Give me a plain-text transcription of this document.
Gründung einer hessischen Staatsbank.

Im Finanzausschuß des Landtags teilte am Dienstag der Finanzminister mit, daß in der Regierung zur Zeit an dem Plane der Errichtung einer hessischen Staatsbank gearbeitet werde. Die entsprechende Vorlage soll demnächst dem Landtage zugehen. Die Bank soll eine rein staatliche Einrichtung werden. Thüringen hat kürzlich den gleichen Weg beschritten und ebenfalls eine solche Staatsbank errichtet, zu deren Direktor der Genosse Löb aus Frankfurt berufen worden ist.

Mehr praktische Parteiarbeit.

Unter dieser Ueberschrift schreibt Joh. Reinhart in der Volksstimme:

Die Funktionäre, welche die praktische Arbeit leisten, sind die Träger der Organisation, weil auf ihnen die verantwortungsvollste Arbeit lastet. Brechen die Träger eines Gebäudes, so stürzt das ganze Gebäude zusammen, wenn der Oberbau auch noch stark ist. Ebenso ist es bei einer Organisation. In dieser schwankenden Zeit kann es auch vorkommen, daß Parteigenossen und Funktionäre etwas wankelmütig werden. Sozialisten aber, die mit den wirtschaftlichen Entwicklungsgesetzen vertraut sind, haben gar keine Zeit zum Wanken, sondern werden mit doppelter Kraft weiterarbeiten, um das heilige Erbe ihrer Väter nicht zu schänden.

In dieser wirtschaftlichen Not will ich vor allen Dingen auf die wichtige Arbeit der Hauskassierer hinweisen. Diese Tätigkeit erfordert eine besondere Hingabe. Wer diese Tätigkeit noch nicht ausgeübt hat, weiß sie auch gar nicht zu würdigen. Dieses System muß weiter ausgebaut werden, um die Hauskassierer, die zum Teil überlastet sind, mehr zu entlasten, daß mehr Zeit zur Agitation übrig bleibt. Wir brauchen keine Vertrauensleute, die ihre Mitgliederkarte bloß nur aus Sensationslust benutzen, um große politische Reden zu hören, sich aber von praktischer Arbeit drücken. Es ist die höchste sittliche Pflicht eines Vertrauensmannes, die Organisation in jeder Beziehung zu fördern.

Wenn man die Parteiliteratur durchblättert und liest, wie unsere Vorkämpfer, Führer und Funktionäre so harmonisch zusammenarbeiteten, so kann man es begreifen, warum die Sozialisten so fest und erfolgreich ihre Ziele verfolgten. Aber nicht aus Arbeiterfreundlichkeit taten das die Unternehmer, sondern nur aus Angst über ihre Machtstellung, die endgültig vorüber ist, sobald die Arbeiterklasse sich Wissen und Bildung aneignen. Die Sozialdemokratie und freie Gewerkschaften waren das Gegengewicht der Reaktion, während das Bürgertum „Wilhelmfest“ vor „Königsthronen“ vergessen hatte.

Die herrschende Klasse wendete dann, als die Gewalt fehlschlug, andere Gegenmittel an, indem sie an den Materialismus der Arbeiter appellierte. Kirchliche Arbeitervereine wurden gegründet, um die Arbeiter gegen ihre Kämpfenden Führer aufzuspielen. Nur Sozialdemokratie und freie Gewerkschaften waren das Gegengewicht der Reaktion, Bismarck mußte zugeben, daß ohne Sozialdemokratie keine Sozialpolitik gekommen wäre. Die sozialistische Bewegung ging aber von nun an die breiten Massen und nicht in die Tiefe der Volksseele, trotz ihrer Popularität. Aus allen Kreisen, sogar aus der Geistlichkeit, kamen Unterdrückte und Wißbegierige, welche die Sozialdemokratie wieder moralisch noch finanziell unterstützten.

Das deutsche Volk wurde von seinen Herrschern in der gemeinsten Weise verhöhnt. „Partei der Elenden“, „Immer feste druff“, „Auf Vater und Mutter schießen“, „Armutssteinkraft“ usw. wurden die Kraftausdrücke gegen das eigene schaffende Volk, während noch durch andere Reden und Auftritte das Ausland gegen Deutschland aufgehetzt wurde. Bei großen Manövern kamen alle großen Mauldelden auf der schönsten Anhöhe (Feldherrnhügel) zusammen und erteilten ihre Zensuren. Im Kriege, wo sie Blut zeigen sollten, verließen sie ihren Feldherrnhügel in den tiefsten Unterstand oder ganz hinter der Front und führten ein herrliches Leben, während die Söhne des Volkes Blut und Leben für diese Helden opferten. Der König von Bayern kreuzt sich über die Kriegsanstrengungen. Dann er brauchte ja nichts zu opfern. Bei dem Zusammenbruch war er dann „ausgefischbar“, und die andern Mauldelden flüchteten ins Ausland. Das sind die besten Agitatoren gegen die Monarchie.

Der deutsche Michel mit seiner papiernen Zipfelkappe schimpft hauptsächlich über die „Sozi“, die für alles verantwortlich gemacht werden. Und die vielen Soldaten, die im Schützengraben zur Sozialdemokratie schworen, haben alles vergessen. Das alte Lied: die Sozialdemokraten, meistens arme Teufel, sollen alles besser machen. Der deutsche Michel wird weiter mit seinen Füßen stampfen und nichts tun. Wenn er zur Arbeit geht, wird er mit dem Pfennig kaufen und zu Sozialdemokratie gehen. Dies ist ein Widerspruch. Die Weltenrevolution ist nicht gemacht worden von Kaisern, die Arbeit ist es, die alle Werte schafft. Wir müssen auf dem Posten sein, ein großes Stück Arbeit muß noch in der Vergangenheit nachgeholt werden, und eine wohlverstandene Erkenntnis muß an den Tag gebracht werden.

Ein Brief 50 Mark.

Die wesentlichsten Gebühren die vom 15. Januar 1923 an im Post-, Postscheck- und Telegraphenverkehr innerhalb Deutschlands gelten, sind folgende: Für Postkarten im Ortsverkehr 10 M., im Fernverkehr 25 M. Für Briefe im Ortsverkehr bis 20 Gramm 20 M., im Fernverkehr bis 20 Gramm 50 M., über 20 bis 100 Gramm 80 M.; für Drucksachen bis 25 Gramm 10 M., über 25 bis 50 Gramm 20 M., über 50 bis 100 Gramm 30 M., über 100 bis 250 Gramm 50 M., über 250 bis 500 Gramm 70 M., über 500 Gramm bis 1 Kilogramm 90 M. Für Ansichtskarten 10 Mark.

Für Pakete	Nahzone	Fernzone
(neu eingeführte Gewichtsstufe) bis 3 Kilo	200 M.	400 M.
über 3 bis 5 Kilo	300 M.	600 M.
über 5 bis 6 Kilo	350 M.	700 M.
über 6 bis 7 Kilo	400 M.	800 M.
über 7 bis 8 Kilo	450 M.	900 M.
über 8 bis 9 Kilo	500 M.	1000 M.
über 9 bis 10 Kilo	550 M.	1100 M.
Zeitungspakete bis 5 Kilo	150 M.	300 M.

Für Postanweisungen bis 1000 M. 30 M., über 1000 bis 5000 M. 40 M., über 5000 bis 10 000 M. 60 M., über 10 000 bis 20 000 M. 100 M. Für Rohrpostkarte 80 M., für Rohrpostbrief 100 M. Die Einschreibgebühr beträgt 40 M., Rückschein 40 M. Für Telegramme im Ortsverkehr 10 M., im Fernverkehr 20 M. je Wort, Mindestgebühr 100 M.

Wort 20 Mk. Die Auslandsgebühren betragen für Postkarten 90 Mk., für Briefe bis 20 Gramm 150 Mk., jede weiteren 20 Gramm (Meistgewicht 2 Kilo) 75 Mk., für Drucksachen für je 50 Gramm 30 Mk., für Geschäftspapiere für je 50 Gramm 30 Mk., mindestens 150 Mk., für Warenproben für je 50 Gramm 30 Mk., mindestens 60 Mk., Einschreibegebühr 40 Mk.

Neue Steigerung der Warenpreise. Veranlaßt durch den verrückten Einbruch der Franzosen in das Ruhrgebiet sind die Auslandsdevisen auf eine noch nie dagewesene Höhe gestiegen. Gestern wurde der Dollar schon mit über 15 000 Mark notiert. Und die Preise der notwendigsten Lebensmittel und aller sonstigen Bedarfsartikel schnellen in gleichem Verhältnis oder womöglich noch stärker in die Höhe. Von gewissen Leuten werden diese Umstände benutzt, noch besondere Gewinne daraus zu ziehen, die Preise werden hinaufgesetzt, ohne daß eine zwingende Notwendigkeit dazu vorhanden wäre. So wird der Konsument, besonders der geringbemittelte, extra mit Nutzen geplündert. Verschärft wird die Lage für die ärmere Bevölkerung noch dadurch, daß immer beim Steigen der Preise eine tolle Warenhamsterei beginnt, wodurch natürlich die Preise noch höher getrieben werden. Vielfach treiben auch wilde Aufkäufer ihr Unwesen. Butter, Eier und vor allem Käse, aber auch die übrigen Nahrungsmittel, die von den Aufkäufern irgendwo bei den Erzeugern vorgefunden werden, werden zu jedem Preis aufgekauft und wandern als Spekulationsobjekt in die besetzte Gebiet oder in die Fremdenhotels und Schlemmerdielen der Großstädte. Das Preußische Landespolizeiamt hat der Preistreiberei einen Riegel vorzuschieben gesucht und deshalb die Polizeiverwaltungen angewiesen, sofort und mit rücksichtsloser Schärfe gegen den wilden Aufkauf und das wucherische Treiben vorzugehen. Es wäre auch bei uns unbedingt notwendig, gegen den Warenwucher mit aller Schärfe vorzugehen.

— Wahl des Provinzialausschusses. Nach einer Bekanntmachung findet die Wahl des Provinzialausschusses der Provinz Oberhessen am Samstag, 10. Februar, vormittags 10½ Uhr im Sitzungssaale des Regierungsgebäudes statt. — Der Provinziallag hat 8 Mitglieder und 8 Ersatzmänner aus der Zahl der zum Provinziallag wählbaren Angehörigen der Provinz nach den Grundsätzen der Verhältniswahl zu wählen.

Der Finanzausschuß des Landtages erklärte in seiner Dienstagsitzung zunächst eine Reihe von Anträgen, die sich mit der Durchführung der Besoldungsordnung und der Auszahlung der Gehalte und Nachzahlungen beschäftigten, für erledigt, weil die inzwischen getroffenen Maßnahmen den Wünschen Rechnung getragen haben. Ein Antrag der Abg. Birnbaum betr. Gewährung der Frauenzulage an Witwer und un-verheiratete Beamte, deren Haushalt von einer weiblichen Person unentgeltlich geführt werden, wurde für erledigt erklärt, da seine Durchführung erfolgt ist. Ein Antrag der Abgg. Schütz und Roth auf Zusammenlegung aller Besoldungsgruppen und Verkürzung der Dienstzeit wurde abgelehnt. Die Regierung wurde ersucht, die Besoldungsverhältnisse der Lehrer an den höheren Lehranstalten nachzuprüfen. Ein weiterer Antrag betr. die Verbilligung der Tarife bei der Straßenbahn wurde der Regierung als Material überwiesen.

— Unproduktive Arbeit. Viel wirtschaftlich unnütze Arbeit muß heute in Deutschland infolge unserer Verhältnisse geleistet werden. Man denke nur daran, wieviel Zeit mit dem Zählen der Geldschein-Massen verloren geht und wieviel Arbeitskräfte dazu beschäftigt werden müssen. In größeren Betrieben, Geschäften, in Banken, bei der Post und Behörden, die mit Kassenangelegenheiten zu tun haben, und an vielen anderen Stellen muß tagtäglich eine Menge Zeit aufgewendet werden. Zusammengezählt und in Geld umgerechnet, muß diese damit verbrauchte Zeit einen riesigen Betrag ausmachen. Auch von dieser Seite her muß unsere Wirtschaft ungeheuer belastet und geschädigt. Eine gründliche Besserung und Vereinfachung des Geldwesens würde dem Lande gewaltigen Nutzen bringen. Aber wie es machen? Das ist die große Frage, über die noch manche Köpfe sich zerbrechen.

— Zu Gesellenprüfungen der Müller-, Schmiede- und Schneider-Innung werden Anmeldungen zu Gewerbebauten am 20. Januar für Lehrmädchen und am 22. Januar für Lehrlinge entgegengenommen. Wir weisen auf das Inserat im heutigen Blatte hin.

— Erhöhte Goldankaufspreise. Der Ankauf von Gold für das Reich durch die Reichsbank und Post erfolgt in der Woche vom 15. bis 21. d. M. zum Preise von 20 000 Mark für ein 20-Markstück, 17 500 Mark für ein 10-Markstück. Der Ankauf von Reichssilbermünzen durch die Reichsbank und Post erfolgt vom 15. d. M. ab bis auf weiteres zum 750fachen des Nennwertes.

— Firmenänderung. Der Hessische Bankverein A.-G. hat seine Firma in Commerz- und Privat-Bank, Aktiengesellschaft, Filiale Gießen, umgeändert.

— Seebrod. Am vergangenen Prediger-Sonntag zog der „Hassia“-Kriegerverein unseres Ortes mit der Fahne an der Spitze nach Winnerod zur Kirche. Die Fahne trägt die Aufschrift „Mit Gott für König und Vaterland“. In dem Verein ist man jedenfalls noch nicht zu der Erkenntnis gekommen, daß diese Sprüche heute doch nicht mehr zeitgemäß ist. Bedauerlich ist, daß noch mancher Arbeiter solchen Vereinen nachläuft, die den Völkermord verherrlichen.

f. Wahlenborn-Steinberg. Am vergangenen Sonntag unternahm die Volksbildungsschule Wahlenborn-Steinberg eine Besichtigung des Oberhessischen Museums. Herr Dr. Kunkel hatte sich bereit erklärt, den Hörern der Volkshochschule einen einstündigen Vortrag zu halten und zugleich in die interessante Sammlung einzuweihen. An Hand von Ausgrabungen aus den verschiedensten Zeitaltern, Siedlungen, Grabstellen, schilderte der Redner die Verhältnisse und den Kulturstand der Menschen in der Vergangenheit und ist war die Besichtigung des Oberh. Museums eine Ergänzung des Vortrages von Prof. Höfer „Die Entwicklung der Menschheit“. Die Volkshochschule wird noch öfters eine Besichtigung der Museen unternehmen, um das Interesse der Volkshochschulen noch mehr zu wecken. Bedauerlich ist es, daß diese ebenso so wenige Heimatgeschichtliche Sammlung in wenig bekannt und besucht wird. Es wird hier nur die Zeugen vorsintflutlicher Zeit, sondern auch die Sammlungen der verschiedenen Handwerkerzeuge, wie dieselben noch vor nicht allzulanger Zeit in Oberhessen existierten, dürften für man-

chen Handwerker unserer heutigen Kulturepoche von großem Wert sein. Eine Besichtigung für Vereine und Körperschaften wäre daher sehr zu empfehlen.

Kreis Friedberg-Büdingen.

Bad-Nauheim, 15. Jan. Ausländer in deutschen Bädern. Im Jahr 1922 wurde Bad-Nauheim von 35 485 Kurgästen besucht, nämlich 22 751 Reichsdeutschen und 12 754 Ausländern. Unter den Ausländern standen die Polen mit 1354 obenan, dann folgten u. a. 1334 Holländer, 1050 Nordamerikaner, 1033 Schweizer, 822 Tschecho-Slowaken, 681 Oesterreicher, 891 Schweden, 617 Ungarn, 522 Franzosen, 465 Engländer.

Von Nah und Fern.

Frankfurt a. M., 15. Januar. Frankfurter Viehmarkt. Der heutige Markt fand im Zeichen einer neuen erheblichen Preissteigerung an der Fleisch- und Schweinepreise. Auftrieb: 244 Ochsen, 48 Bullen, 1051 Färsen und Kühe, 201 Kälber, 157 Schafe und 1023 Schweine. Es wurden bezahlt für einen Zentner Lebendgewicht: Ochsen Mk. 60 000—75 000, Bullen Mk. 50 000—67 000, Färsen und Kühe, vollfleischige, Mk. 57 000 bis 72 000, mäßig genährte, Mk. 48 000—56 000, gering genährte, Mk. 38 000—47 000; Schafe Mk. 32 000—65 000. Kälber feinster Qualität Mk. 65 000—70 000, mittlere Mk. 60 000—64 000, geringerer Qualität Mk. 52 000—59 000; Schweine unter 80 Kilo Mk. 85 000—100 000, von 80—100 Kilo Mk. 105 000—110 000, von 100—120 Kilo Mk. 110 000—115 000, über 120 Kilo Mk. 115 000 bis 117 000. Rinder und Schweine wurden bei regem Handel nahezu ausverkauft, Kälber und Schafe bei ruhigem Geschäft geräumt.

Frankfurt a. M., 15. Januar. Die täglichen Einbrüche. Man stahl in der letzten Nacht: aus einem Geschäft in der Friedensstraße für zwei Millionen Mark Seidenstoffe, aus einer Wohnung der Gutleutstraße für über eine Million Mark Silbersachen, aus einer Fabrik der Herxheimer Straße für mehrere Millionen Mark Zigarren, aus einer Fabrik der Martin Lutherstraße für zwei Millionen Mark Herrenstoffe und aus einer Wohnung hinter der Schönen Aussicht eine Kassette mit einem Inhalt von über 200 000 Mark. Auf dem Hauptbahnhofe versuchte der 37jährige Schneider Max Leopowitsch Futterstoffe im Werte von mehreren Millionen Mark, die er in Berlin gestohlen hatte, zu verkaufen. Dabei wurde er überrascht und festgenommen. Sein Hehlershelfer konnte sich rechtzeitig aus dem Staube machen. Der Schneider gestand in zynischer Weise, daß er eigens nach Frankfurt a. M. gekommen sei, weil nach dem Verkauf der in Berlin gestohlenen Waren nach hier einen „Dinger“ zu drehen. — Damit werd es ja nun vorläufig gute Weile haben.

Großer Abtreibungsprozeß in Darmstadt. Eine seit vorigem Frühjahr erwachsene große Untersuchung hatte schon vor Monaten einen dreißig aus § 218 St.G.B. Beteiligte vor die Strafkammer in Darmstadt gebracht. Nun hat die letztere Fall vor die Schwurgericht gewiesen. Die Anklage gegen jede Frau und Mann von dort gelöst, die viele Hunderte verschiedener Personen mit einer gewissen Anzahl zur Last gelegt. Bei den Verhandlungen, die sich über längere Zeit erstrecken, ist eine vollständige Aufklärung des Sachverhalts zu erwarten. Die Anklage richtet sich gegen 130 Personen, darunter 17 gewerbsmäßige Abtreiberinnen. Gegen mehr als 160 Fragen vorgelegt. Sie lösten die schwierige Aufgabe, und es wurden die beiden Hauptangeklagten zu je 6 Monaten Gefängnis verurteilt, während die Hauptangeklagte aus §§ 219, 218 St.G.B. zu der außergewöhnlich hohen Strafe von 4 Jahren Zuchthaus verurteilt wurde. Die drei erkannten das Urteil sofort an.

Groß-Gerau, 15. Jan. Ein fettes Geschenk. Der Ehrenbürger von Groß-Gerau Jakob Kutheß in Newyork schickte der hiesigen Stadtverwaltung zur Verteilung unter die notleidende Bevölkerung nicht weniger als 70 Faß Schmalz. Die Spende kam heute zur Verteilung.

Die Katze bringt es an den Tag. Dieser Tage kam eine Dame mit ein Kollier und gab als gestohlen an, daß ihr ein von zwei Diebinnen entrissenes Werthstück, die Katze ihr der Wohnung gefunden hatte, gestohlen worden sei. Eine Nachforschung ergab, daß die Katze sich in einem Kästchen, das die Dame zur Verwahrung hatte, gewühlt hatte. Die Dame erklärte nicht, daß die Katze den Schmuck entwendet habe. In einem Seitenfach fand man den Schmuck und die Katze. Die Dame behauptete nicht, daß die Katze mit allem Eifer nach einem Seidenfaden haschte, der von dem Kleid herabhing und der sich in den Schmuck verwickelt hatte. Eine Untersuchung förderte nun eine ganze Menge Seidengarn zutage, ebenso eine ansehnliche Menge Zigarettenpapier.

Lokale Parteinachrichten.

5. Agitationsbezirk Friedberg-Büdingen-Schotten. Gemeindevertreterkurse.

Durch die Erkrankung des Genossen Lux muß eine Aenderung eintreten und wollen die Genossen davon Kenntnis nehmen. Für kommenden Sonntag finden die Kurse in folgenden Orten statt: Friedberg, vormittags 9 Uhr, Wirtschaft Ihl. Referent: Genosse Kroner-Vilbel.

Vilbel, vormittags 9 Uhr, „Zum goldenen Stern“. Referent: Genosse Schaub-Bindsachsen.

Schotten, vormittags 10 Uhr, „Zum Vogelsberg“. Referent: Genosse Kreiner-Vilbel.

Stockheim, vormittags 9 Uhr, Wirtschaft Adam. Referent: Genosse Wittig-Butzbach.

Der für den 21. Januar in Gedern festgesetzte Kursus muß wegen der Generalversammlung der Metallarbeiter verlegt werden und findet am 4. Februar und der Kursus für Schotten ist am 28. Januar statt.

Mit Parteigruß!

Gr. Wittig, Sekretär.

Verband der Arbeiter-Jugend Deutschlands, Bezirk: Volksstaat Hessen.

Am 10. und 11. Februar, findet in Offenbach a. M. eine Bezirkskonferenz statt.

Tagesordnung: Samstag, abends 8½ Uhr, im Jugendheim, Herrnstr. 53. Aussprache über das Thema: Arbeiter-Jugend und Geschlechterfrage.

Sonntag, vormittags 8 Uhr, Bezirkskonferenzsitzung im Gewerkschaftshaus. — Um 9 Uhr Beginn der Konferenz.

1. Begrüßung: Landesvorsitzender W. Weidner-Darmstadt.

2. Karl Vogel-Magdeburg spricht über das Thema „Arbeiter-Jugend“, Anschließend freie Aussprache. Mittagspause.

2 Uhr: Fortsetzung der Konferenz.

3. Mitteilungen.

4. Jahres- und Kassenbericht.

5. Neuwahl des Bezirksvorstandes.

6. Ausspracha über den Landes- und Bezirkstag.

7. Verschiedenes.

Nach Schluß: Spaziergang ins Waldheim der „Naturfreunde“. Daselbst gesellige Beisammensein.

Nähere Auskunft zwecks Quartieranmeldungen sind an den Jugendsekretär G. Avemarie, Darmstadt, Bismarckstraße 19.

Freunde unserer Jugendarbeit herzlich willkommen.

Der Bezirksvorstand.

━━━━━━━━━━━━━━━━

* TASK ITEM *
If a line in the records contains "Aussprache", report it.

* RESPONSE BOX *
Tagesordnung: Samstag, abends 8½ Uhr, im Jugendheim, Herrnstr. 53. Aussprache über das Thema: Arbeiter-Jugend und Geschlechterfrage.
2. Karl Vogel-Magdeburg spricht über das Thema „Arbeiter-Jugend“, Anschließend freie Aussprache. Mittagspause.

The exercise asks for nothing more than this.